(Dataset listings of figures)
-.-.-
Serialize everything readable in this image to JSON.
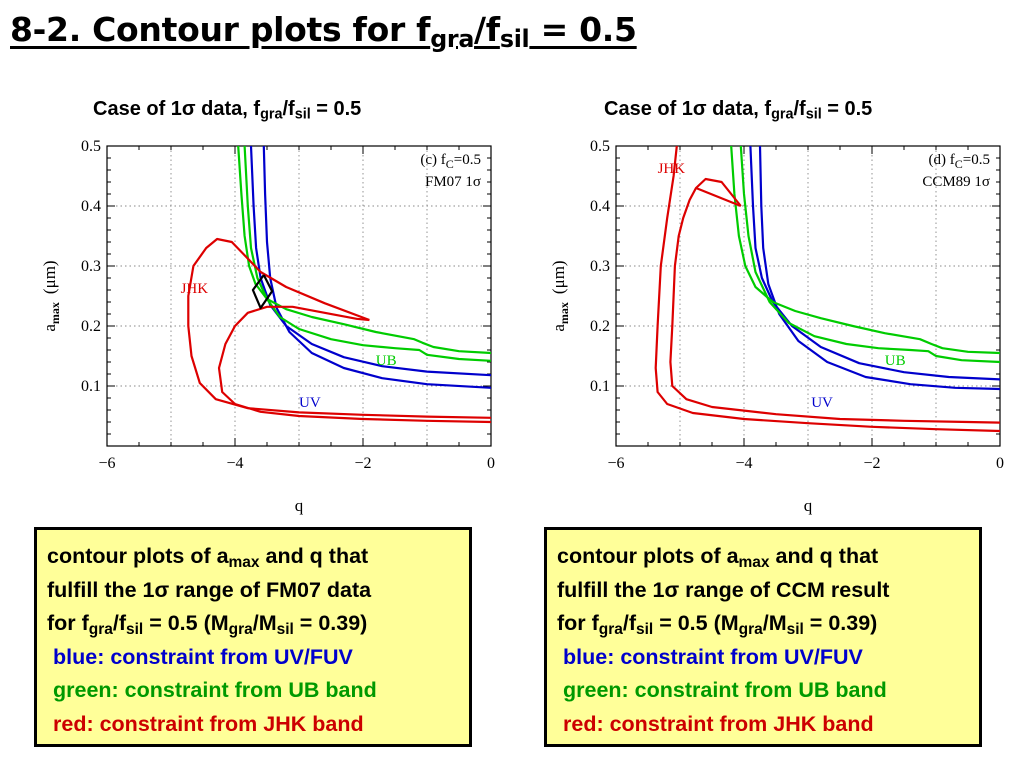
{
  "slide_title": {
    "prefix": "8-2. Contour plots for f",
    "sub1": "gra",
    "mid": "/f",
    "sub2": "sil",
    "suffix": " = 0.5"
  },
  "panels": [
    {
      "heading": {
        "prefix": "Case of 1σ data, f",
        "sub1": "gra",
        "mid": "/f",
        "sub2": "sil",
        "suffix": " = 0.5"
      },
      "chart_data": {
        "type": "line",
        "annotation": "(c) f=0.5  FM07 1σ",
        "annotation_line1": "(c) f",
        "annotation_sub": "C",
        "annotation_line1b": "=0.5",
        "annotation_line2": "FM07 1σ",
        "xlabel": "q",
        "ylabel_main": "a",
        "ylabel_sub": "max",
        "ylabel_unit": "(μm)",
        "xlim": [
          -6,
          0
        ],
        "ylim": [
          0,
          0.5
        ],
        "x_ticks": [
          "−6",
          "−4",
          "−2",
          "0"
        ],
        "y_ticks": [
          "0.1",
          "0.2",
          "0.3",
          "0.4",
          "0.5"
        ],
        "grid": true,
        "series": [
          {
            "name": "UV",
            "color": "#0000cc",
            "label_at": [
              -3.0,
              0.065
            ],
            "curves": [
              [
                [
                  -3.55,
                  0.5
                ],
                [
                  -3.53,
                  0.42
                ],
                [
                  -3.5,
                  0.34
                ],
                [
                  -3.45,
                  0.28
                ],
                [
                  -3.35,
                  0.23
                ],
                [
                  -3.15,
                  0.19
                ],
                [
                  -2.8,
                  0.155
                ],
                [
                  -2.3,
                  0.13
                ],
                [
                  -1.7,
                  0.113
                ],
                [
                  -1.0,
                  0.103
                ],
                [
                  0,
                  0.097
                ]
              ],
              [
                [
                  -3.75,
                  0.5
                ],
                [
                  -3.71,
                  0.4
                ],
                [
                  -3.67,
                  0.33
                ],
                [
                  -3.6,
                  0.28
                ],
                [
                  -3.45,
                  0.235
                ],
                [
                  -3.2,
                  0.2
                ],
                [
                  -2.8,
                  0.17
                ],
                [
                  -2.3,
                  0.148
                ],
                [
                  -1.7,
                  0.133
                ],
                [
                  -1.0,
                  0.124
                ],
                [
                  0,
                  0.118
                ]
              ]
            ]
          },
          {
            "name": "UB",
            "color": "#00cc00",
            "label_at": [
              -1.8,
              0.135
            ],
            "curves": [
              [
                [
                  -3.85,
                  0.5
                ],
                [
                  -3.8,
                  0.4
                ],
                [
                  -3.75,
                  0.33
                ],
                [
                  -3.65,
                  0.28
                ],
                [
                  -3.5,
                  0.245
                ],
                [
                  -3.3,
                  0.215
                ],
                [
                  -3.0,
                  0.195
                ],
                [
                  -2.5,
                  0.178
                ],
                [
                  -2.0,
                  0.168
                ],
                [
                  -1.5,
                  0.163
                ],
                [
                  -1.12,
                  0.16
                ],
                [
                  -1.0,
                  0.152
                ],
                [
                  -0.5,
                  0.145
                ],
                [
                  0,
                  0.142
                ]
              ],
              [
                [
                  -3.95,
                  0.5
                ],
                [
                  -3.9,
                  0.42
                ],
                [
                  -3.85,
                  0.35
                ],
                [
                  -3.78,
                  0.3
                ],
                [
                  -3.68,
                  0.27
                ],
                [
                  -3.5,
                  0.245
                ],
                [
                  -3.2,
                  0.228
                ],
                [
                  -2.8,
                  0.215
                ],
                [
                  -2.3,
                  0.203
                ],
                [
                  -1.8,
                  0.19
                ],
                [
                  -1.2,
                  0.178
                ],
                [
                  -1.07,
                  0.172
                ],
                [
                  -0.9,
                  0.165
                ],
                [
                  -0.5,
                  0.158
                ],
                [
                  0,
                  0.155
                ]
              ]
            ]
          },
          {
            "name": "JHK",
            "color": "#dd0000",
            "label_at": [
              -4.85,
              0.255
            ],
            "curves": [
              [
                [
                  -1.9,
                  0.21
                ],
                [
                  -2.6,
                  0.238
                ],
                [
                  -3.2,
                  0.265
                ],
                [
                  -3.6,
                  0.29
                ],
                [
                  -3.85,
                  0.318
                ],
                [
                  -4.05,
                  0.34
                ],
                [
                  -4.28,
                  0.345
                ],
                [
                  -4.45,
                  0.33
                ],
                [
                  -4.65,
                  0.3
                ],
                [
                  -4.73,
                  0.25
                ],
                [
                  -4.73,
                  0.2
                ],
                [
                  -4.68,
                  0.15
                ],
                [
                  -4.55,
                  0.105
                ],
                [
                  -4.3,
                  0.078
                ],
                [
                  -3.8,
                  0.063
                ],
                [
                  -3.0,
                  0.056
                ],
                [
                  -2.0,
                  0.052
                ],
                [
                  -1.0,
                  0.049
                ],
                [
                  0,
                  0.047
                ]
              ],
              [
                [
                  0,
                  0.04
                ],
                [
                  -1.0,
                  0.042
                ],
                [
                  -2.0,
                  0.045
                ],
                [
                  -3.0,
                  0.05
                ],
                [
                  -3.6,
                  0.057
                ],
                [
                  -4.0,
                  0.07
                ],
                [
                  -4.2,
                  0.09
                ],
                [
                  -4.25,
                  0.13
                ],
                [
                  -4.15,
                  0.17
                ],
                [
                  -4.0,
                  0.2
                ],
                [
                  -3.8,
                  0.222
                ],
                [
                  -3.5,
                  0.232
                ],
                [
                  -3.1,
                  0.232
                ],
                [
                  -2.6,
                  0.222
                ],
                [
                  -2.1,
                  0.212
                ],
                [
                  -1.9,
                  0.21
                ]
              ]
            ]
          },
          {
            "name": "",
            "color": "#000000",
            "curves": [
              [
                [
                  -3.55,
                  0.285
                ],
                [
                  -3.72,
                  0.26
                ],
                [
                  -3.6,
                  0.23
                ],
                [
                  -3.42,
                  0.258
                ],
                [
                  -3.55,
                  0.285
                ]
              ]
            ]
          }
        ]
      },
      "caption": {
        "l1_a": "contour plots of a",
        "l1_sub": "max",
        "l1_b": " and q that",
        "l2": "fulfill the 1σ range of FM07 data",
        "l3_a": "for f",
        "l3_s1": "gra",
        "l3_b": "/f",
        "l3_s2": "sil",
        "l3_c": " = 0.5 (M",
        "l3_s3": "gra",
        "l3_d": "/M",
        "l3_s4": "sil",
        "l3_e": " = 0.39)",
        "blue": "blue: constraint from UV/FUV",
        "green": "green: constraint from UB band",
        "red": "red: constraint from JHK band"
      }
    },
    {
      "heading": {
        "prefix": "Case of 1σ data, f",
        "sub1": "gra",
        "mid": "/f",
        "sub2": "sil",
        "suffix": " = 0.5"
      },
      "chart_data": {
        "type": "line",
        "annotation": "(d) f=0.5  CCM89 1σ",
        "annotation_line1": "(d) f",
        "annotation_sub": "C",
        "annotation_line1b": "=0.5",
        "annotation_line2": "CCM89 1σ",
        "xlabel": "q",
        "ylabel_main": "a",
        "ylabel_sub": "max",
        "ylabel_unit": "(μm)",
        "xlim": [
          -6,
          0
        ],
        "ylim": [
          0,
          0.5
        ],
        "x_ticks": [
          "−6",
          "−4",
          "−2",
          "0"
        ],
        "y_ticks": [
          "0.1",
          "0.2",
          "0.3",
          "0.4",
          "0.5"
        ],
        "grid": true,
        "series": [
          {
            "name": "UV",
            "color": "#0000cc",
            "label_at": [
              -2.95,
              0.065
            ],
            "curves": [
              [
                [
                  -3.75,
                  0.5
                ],
                [
                  -3.73,
                  0.4
                ],
                [
                  -3.7,
                  0.33
                ],
                [
                  -3.62,
                  0.27
                ],
                [
                  -3.45,
                  0.22
                ],
                [
                  -3.15,
                  0.175
                ],
                [
                  -2.7,
                  0.14
                ],
                [
                  -2.1,
                  0.115
                ],
                [
                  -1.4,
                  0.103
                ],
                [
                  -0.7,
                  0.097
                ],
                [
                  0,
                  0.095
                ]
              ],
              [
                [
                  -3.9,
                  0.5
                ],
                [
                  -3.86,
                  0.4
                ],
                [
                  -3.82,
                  0.33
                ],
                [
                  -3.72,
                  0.28
                ],
                [
                  -3.55,
                  0.24
                ],
                [
                  -3.25,
                  0.2
                ],
                [
                  -2.8,
                  0.165
                ],
                [
                  -2.2,
                  0.138
                ],
                [
                  -1.5,
                  0.123
                ],
                [
                  -0.8,
                  0.115
                ],
                [
                  0,
                  0.111
                ]
              ]
            ]
          },
          {
            "name": "UB",
            "color": "#00cc00",
            "label_at": [
              -1.8,
              0.135
            ],
            "curves": [
              [
                [
                  -4.05,
                  0.5
                ],
                [
                  -4.0,
                  0.42
                ],
                [
                  -3.93,
                  0.35
                ],
                [
                  -3.82,
                  0.29
                ],
                [
                  -3.6,
                  0.24
                ],
                [
                  -3.3,
                  0.205
                ],
                [
                  -2.9,
                  0.183
                ],
                [
                  -2.4,
                  0.17
                ],
                [
                  -1.9,
                  0.163
                ],
                [
                  -1.4,
                  0.16
                ],
                [
                  -1.12,
                  0.158
                ],
                [
                  -1.0,
                  0.15
                ],
                [
                  -0.6,
                  0.143
                ],
                [
                  0,
                  0.14
                ]
              ],
              [
                [
                  -4.2,
                  0.5
                ],
                [
                  -4.15,
                  0.42
                ],
                [
                  -4.08,
                  0.35
                ],
                [
                  -3.98,
                  0.3
                ],
                [
                  -3.82,
                  0.265
                ],
                [
                  -3.55,
                  0.24
                ],
                [
                  -3.2,
                  0.225
                ],
                [
                  -2.8,
                  0.213
                ],
                [
                  -2.3,
                  0.2
                ],
                [
                  -1.8,
                  0.188
                ],
                [
                  -1.25,
                  0.178
                ],
                [
                  -1.07,
                  0.17
                ],
                [
                  -0.9,
                  0.163
                ],
                [
                  -0.5,
                  0.157
                ],
                [
                  0,
                  0.155
                ]
              ]
            ]
          },
          {
            "name": "JHK",
            "color": "#dd0000",
            "label_at": [
              -5.35,
              0.455
            ],
            "curves": [
              [
                [
                  -5.05,
                  0.5
                ],
                [
                  -5.1,
                  0.45
                ],
                [
                  -5.2,
                  0.38
                ],
                [
                  -5.3,
                  0.3
                ],
                [
                  -5.35,
                  0.2
                ],
                [
                  -5.38,
                  0.13
                ],
                [
                  -5.35,
                  0.09
                ],
                [
                  -5.2,
                  0.07
                ],
                [
                  -4.8,
                  0.055
                ],
                [
                  -4.0,
                  0.045
                ],
                [
                  -3.0,
                  0.038
                ],
                [
                  -2.0,
                  0.032
                ],
                [
                  -1.0,
                  0.028
                ],
                [
                  0,
                  0.025
                ]
              ],
              [
                [
                  -4.05,
                  0.4
                ],
                [
                  -4.35,
                  0.44
                ],
                [
                  -4.6,
                  0.445
                ],
                [
                  -4.75,
                  0.43
                ],
                [
                  -4.85,
                  0.41
                ],
                [
                  -4.95,
                  0.38
                ],
                [
                  -5.02,
                  0.35
                ],
                [
                  -5.08,
                  0.3
                ],
                [
                  -5.12,
                  0.2
                ],
                [
                  -5.15,
                  0.14
                ],
                [
                  -5.12,
                  0.1
                ],
                [
                  -4.9,
                  0.078
                ],
                [
                  -4.5,
                  0.065
                ],
                [
                  -3.5,
                  0.053
                ],
                [
                  -2.5,
                  0.045
                ],
                [
                  -1.5,
                  0.042
                ],
                [
                  -0.5,
                  0.04
                ],
                [
                  0,
                  0.039
                ]
              ],
              [
                [
                  -4.05,
                  0.4
                ],
                [
                  -4.75,
                  0.43
                ]
              ]
            ]
          }
        ]
      },
      "caption": {
        "l1_a": "contour plots of a",
        "l1_sub": "max",
        "l1_b": " and q that",
        "l2": "fulfill the 1σ range of CCM result",
        "l3_a": "for f",
        "l3_s1": "gra",
        "l3_b": "/f",
        "l3_s2": "sil",
        "l3_c": " = 0.5 (M",
        "l3_s3": "gra",
        "l3_d": "/M",
        "l3_s4": "sil",
        "l3_e": " = 0.39)",
        "blue": "blue: constraint from UV/FUV",
        "green": "green: constraint from UB band",
        "red": "red: constraint from JHK band"
      }
    }
  ]
}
-.-.-
Reply with nothing but the number of lines that contain the word "fulfill".

2